• [Task brief] Which lines include the word "text"? Copy each of them.

• [Data in this exercise]
[START]
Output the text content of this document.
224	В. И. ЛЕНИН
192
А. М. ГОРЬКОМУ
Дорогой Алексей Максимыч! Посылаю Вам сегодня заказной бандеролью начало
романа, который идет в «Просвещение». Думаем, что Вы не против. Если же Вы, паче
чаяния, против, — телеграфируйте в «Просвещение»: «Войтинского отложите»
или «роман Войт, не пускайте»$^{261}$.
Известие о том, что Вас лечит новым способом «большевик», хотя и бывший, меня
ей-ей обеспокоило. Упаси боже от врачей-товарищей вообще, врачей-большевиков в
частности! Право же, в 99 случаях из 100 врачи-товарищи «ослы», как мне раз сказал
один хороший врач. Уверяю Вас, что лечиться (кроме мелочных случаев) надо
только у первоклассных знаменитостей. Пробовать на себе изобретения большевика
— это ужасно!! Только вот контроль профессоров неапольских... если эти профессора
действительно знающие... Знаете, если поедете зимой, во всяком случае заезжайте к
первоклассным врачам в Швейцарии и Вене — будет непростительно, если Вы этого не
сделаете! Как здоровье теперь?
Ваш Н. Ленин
[END]
[START]
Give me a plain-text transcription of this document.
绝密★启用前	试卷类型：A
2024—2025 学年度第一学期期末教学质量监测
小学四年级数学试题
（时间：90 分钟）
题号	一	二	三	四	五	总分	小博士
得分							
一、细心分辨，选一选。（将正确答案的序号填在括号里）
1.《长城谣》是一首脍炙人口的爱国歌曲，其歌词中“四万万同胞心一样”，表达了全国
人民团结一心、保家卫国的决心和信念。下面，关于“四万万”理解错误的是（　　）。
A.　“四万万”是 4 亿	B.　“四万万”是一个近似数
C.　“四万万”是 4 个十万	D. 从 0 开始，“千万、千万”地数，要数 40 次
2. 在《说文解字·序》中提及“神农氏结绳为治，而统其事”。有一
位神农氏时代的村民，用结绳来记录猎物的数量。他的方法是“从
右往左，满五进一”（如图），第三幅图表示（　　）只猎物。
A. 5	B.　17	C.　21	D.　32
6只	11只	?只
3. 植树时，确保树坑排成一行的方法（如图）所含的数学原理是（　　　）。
[END]
• [Result for this task]
Output the text content of this document.
Give me a plain-text transcription of this document.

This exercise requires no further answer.